Stated task: Print the entries below word for word; the pictures stay out of your copy.

(Stored data)
********
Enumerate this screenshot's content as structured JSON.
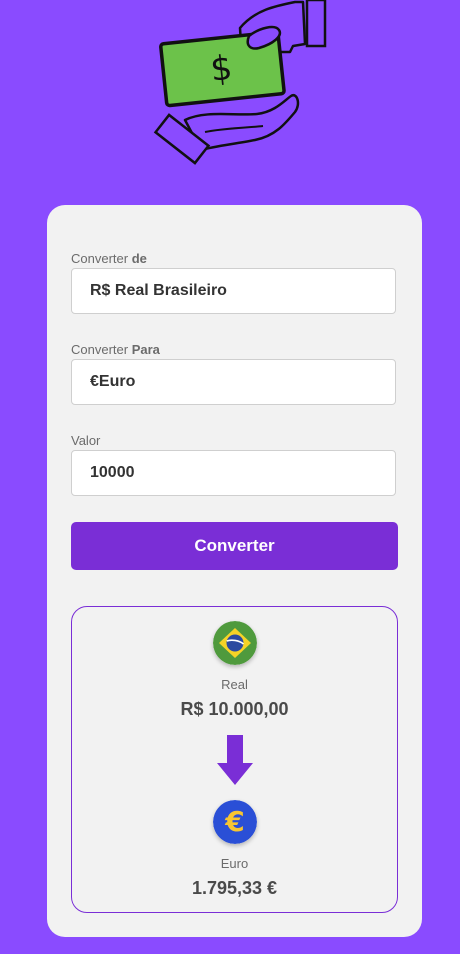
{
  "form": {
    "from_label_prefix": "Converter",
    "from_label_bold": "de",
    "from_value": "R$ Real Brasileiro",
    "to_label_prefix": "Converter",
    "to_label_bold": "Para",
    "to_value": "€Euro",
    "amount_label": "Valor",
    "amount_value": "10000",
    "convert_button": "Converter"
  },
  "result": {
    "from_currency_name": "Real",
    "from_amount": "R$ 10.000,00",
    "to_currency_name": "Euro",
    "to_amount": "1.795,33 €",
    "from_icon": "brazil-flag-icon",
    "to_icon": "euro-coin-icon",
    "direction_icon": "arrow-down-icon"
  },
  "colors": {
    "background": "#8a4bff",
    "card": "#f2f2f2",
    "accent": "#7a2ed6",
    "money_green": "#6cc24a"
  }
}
********
Exercise solution:
Enumerate this screenshot's content as structured JSON.
{
  "form": {
    "from_label_prefix": "Converter",
    "from_label_bold": "de",
    "from_value": "R$ Real Brasileiro",
    "to_label_prefix": "Converter",
    "to_label_bold": "Para",
    "to_value": "€Euro",
    "amount_label": "Valor",
    "amount_value": "10000",
    "convert_button": "Converter"
  },
  "result": {
    "from_currency_name": "Real",
    "from_amount": "R$ 10.000,00",
    "to_currency_name": "Euro",
    "to_amount": "1.795,33 €",
    "from_icon": "brazil-flag-icon",
    "to_icon": "euro-coin-icon",
    "direction_icon": "arrow-down-icon"
  },
  "colors": {
    "background": "#8a4bff",
    "card": "#f2f2f2",
    "accent": "#7a2ed6",
    "money_green": "#6cc24a"
  }
}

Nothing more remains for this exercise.